> [What you have to do]
Leaving out the pictures, retype all the material exactly.

> [Input data]
***

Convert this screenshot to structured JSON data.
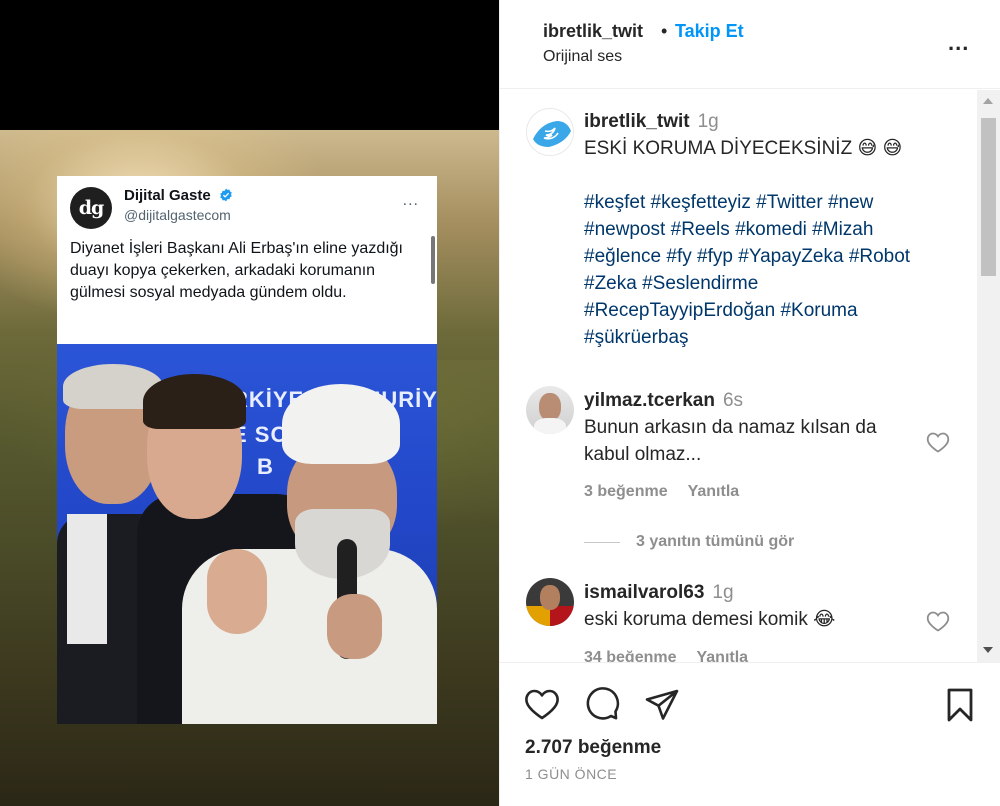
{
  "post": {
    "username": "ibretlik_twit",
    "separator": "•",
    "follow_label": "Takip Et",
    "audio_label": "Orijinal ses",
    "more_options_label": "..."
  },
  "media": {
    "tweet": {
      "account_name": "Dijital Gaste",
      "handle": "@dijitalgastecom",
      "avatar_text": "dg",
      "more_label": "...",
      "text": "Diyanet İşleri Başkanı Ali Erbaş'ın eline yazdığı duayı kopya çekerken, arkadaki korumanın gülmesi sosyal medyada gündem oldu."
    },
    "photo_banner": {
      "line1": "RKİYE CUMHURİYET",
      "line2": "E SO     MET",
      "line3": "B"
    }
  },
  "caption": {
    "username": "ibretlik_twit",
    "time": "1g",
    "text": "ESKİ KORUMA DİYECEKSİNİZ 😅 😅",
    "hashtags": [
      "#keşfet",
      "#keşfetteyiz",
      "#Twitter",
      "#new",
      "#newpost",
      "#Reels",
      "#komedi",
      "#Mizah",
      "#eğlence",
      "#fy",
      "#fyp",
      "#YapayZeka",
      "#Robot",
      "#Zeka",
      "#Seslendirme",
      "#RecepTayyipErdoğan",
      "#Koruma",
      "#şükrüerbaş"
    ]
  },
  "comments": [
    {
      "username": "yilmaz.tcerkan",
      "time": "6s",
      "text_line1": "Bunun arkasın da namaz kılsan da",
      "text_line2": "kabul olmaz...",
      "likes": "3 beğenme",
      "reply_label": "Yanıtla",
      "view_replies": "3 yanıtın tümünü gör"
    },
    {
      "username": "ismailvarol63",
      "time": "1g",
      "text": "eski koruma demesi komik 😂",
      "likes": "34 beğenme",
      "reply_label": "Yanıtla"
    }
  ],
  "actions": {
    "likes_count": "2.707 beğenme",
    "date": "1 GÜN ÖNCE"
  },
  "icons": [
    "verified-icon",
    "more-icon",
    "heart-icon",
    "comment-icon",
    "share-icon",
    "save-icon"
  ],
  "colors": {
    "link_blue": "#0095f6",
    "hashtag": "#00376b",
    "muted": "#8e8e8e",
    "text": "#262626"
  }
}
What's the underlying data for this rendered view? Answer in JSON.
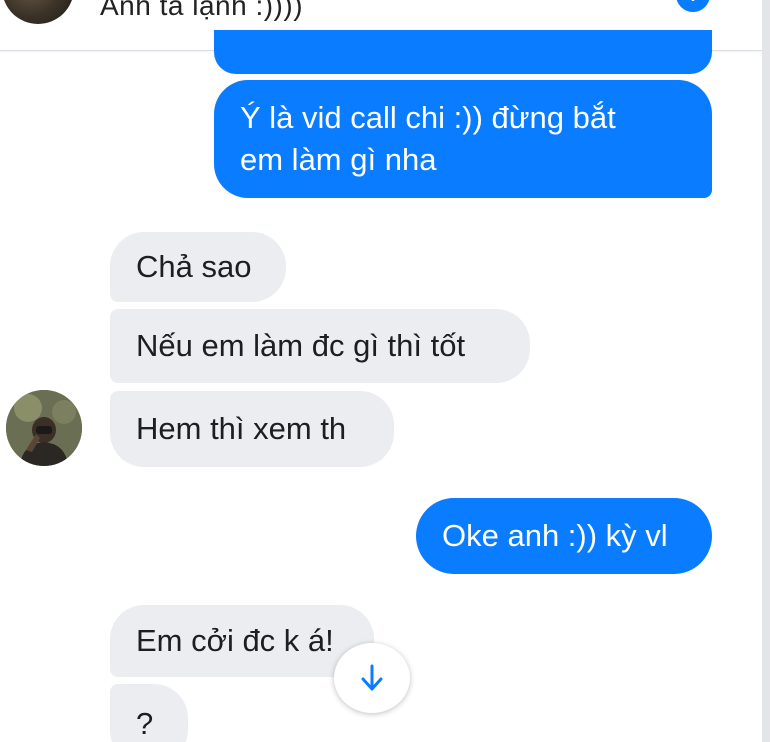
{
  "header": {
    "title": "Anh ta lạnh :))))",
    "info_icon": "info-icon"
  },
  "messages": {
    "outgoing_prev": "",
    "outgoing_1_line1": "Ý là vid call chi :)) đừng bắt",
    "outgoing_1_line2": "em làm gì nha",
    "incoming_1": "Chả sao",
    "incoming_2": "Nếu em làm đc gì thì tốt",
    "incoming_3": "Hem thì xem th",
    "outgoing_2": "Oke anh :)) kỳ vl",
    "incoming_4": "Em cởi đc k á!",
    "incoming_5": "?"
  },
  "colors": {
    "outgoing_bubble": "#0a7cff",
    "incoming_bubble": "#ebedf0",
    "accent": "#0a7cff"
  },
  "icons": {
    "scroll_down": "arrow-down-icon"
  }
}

***

> [Written answer]
Convert this screenshot to structured JSON data.
{
  "post": {
    "username": "ibretlik_twit",
    "separator": "•",
    "follow_label": "Takip Et",
    "audio_label": "Orijinal ses",
    "more_options_label": "..."
  },
  "media": {
    "tweet": {
      "account_name": "Dijital Gaste",
      "handle": "@dijitalgastecom",
      "avatar_text": "dg",
      "more_label": "...",
      "text": "Diyanet İşleri Başkanı Ali Erbaş'ın eline yazdığı duayı kopya çekerken, arkadaki korumanın gülmesi sosyal medyada gündem oldu."
    },
    "photo_banner": {
      "line1": "RKİYE CUMHURİYET",
      "line2": "E SO     MET",
      "line3": "B"
    }
  },
  "caption": {
    "username": "ibretlik_twit",
    "time": "1g",
    "text": "ESKİ KORUMA DİYECEKSİNİZ 😅 😅",
    "hashtags": [
      "#keşfet",
      "#keşfetteyiz",
      "#Twitter",
      "#new",
      "#newpost",
      "#Reels",
      "#komedi",
      "#Mizah",
      "#eğlence",
      "#fy",
      "#fyp",
      "#YapayZeka",
      "#Robot",
      "#Zeka",
      "#Seslendirme",
      "#RecepTayyipErdoğan",
      "#Koruma",
      "#şükrüerbaş"
    ]
  },
  "comments": [
    {
      "username": "yilmaz.tcerkan",
      "time": "6s",
      "text_line1": "Bunun arkasın da namaz kılsan da",
      "text_line2": "kabul olmaz...",
      "likes": "3 beğenme",
      "reply_label": "Yanıtla",
      "view_replies": "3 yanıtın tümünü gör"
    },
    {
      "username": "ismailvarol63",
      "time": "1g",
      "text": "eski koruma demesi komik 😂",
      "likes": "34 beğenme",
      "reply_label": "Yanıtla"
    }
  ],
  "actions": {
    "likes_count": "2.707 beğenme",
    "date": "1 GÜN ÖNCE"
  },
  "icons": [
    "verified-icon",
    "more-icon",
    "heart-icon",
    "comment-icon",
    "share-icon",
    "save-icon"
  ],
  "colors": {
    "link_blue": "#0095f6",
    "hashtag": "#00376b",
    "muted": "#8e8e8e",
    "text": "#262626"
  }
}
What's the underlying data for this rendered view? Answer in JSON.
{
  "header": {
    "title": "Anh ta lạnh :))))",
    "info_icon": "info-icon"
  },
  "messages": {
    "outgoing_prev": "",
    "outgoing_1_line1": "Ý là vid call chi :)) đừng bắt",
    "outgoing_1_line2": "em làm gì nha",
    "incoming_1": "Chả sao",
    "incoming_2": "Nếu em làm đc gì thì tốt",
    "incoming_3": "Hem thì xem th",
    "outgoing_2": "Oke anh :)) kỳ vl",
    "incoming_4": "Em cởi đc k á!",
    "incoming_5": "?"
  },
  "colors": {
    "outgoing_bubble": "#0a7cff",
    "incoming_bubble": "#ebedf0",
    "accent": "#0a7cff"
  },
  "icons": {
    "scroll_down": "arrow-down-icon"
  }
}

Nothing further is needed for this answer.